#### [What to work on]
Without the pictures, print each of the records below exactly as it appears.

Data entries for graphics
######

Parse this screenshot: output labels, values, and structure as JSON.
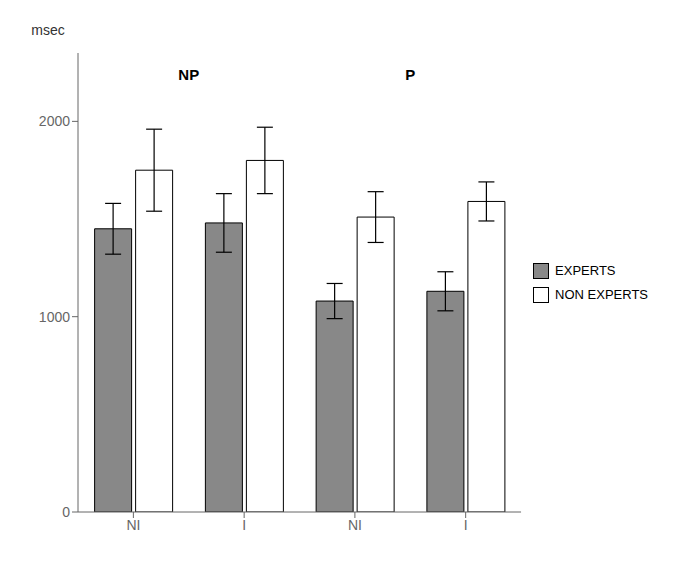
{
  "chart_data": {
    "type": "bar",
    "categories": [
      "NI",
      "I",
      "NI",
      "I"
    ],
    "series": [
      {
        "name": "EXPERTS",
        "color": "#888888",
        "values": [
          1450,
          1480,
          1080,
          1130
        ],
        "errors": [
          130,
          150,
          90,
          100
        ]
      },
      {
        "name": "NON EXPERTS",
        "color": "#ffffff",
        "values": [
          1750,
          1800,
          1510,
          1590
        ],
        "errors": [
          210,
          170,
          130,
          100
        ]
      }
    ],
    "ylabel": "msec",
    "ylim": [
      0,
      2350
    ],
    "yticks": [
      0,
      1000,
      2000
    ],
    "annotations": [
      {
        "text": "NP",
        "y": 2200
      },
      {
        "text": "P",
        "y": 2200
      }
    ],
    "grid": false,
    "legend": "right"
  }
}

######

#### [The result]
Parse this screenshot: output labels, values, and structure as JSON.
{
  "chart_data": {
    "type": "bar",
    "categories": [
      "NI",
      "I",
      "NI",
      "I"
    ],
    "series": [
      {
        "name": "EXPERTS",
        "color": "#888888",
        "values": [
          1450,
          1480,
          1080,
          1130
        ],
        "errors": [
          130,
          150,
          90,
          100
        ]
      },
      {
        "name": "NON EXPERTS",
        "color": "#ffffff",
        "values": [
          1750,
          1800,
          1510,
          1590
        ],
        "errors": [
          210,
          170,
          130,
          100
        ]
      }
    ],
    "ylabel": "msec",
    "ylim": [
      0,
      2350
    ],
    "yticks": [
      0,
      1000,
      2000
    ],
    "annotations": [
      {
        "text": "NP",
        "y": 2200
      },
      {
        "text": "P",
        "y": 2200
      }
    ],
    "grid": false,
    "legend": "right"
  }
}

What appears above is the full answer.